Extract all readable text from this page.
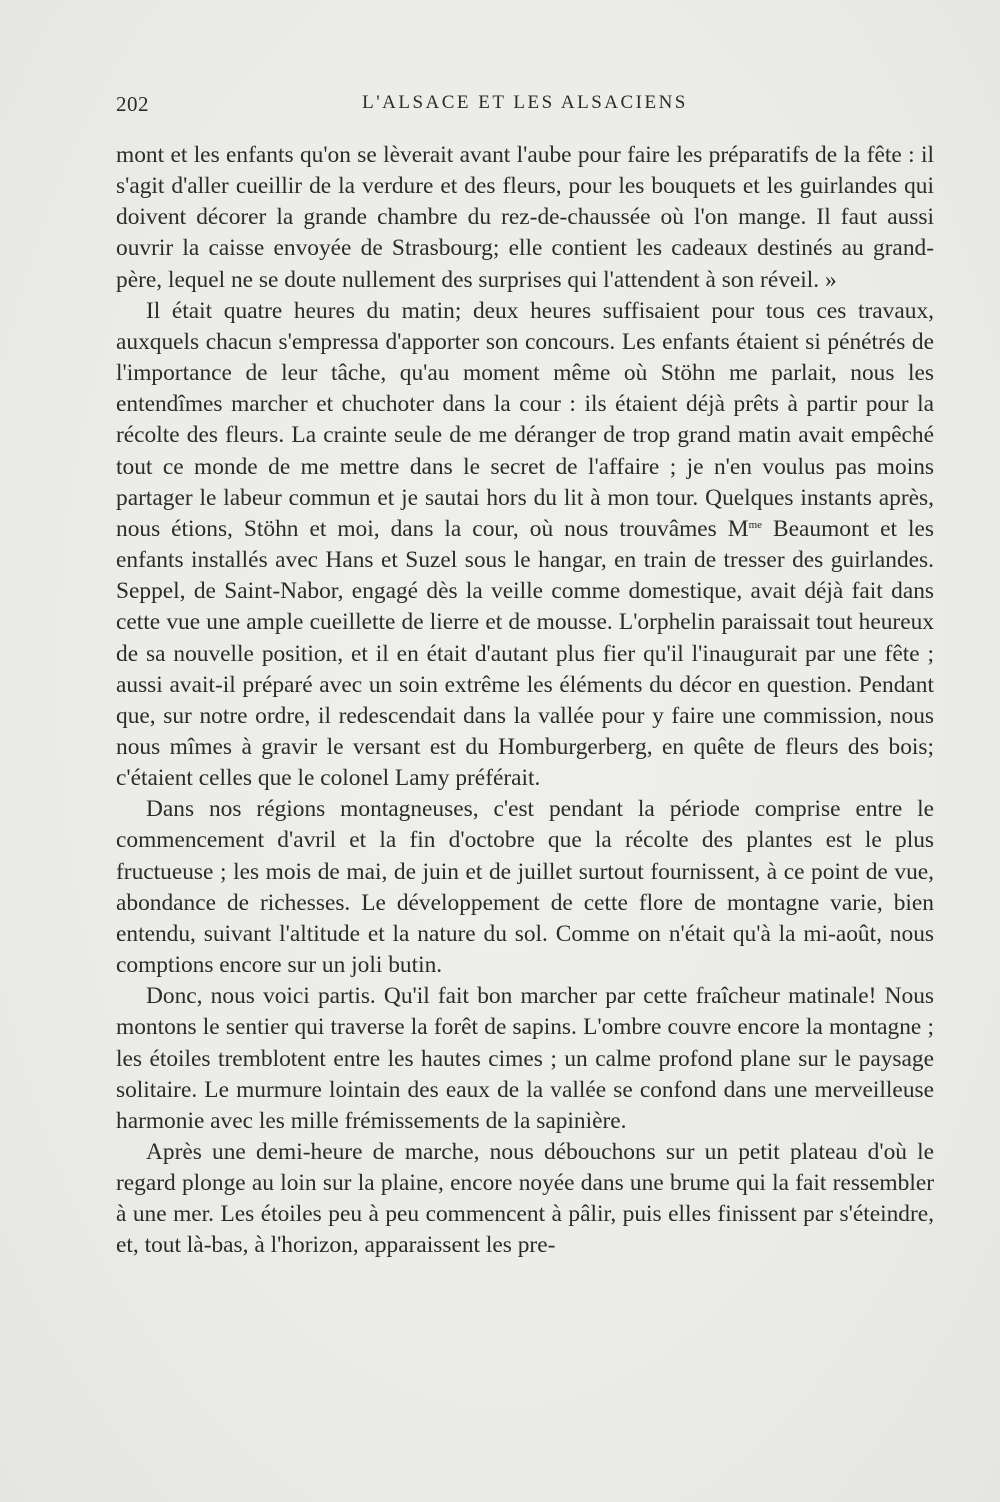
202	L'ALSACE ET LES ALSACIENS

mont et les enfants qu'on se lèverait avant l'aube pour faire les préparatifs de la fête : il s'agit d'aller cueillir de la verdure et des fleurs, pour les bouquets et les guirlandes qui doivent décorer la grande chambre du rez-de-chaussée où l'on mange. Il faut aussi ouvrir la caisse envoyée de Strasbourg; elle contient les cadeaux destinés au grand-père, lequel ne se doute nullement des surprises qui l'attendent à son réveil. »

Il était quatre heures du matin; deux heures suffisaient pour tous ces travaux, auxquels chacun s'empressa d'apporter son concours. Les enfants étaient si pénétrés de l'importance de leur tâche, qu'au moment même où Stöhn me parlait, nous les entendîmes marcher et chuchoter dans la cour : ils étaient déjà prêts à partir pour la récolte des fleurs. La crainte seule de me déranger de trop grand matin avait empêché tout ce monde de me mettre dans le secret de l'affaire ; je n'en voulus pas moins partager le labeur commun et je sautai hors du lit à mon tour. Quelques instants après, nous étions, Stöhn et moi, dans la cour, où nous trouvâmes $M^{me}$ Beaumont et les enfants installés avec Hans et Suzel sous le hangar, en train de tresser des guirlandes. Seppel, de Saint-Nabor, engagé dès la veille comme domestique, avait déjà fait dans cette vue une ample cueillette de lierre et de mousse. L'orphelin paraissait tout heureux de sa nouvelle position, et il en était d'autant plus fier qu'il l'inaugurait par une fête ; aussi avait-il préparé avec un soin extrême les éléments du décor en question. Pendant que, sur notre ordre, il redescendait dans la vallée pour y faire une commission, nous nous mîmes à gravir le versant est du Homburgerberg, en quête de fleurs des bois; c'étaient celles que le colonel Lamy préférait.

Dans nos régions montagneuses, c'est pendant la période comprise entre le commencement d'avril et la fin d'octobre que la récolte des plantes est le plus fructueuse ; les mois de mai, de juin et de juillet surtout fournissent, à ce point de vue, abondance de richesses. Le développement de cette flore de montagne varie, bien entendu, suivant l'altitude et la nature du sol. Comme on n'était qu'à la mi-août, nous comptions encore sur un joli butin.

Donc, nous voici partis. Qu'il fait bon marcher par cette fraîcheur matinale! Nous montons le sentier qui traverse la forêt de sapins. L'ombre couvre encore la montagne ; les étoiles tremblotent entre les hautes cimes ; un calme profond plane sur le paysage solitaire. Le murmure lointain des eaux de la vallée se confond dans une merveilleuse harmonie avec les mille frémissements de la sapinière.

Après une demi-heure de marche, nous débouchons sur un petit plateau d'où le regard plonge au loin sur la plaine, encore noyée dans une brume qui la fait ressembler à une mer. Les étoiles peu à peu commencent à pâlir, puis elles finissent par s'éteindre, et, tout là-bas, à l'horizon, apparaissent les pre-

══════════

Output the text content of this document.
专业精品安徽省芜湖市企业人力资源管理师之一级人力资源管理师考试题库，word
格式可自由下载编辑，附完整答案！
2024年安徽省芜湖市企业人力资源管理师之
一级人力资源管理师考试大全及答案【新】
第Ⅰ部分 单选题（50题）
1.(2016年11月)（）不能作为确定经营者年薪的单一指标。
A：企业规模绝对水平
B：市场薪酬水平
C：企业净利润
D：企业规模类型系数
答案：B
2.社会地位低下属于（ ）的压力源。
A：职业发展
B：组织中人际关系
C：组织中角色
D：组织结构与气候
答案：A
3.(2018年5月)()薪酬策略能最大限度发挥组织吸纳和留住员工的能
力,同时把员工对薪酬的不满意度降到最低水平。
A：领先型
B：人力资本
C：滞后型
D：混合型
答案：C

══════════

Search the records for the word "étoiles". Copy every line that has it.

● THE RESPONSE:
Donc, nous voici partis. Qu'il fait bon marcher par cette fraîcheur matinale! Nous montons le sentier qui traverse la forêt de sapins. L'ombre couvre encore la montagne ; les étoiles tremblotent entre les hautes cimes ; un calme profond plane sur le paysage solitaire. Le murmure lointain des eaux de la vallée se confond dans une merveilleuse harmonie avec les mille frémissements de la sapinière.
Après une demi-heure de marche, nous débouchons sur un petit plateau d'où le regard plonge au loin sur la plaine, encore noyée dans une brume qui la fait ressembler à une mer. Les étoiles peu à peu commencent à pâlir, puis elles finissent par s'éteindre, et, tout là-bas, à l'horizon, apparaissent les pre-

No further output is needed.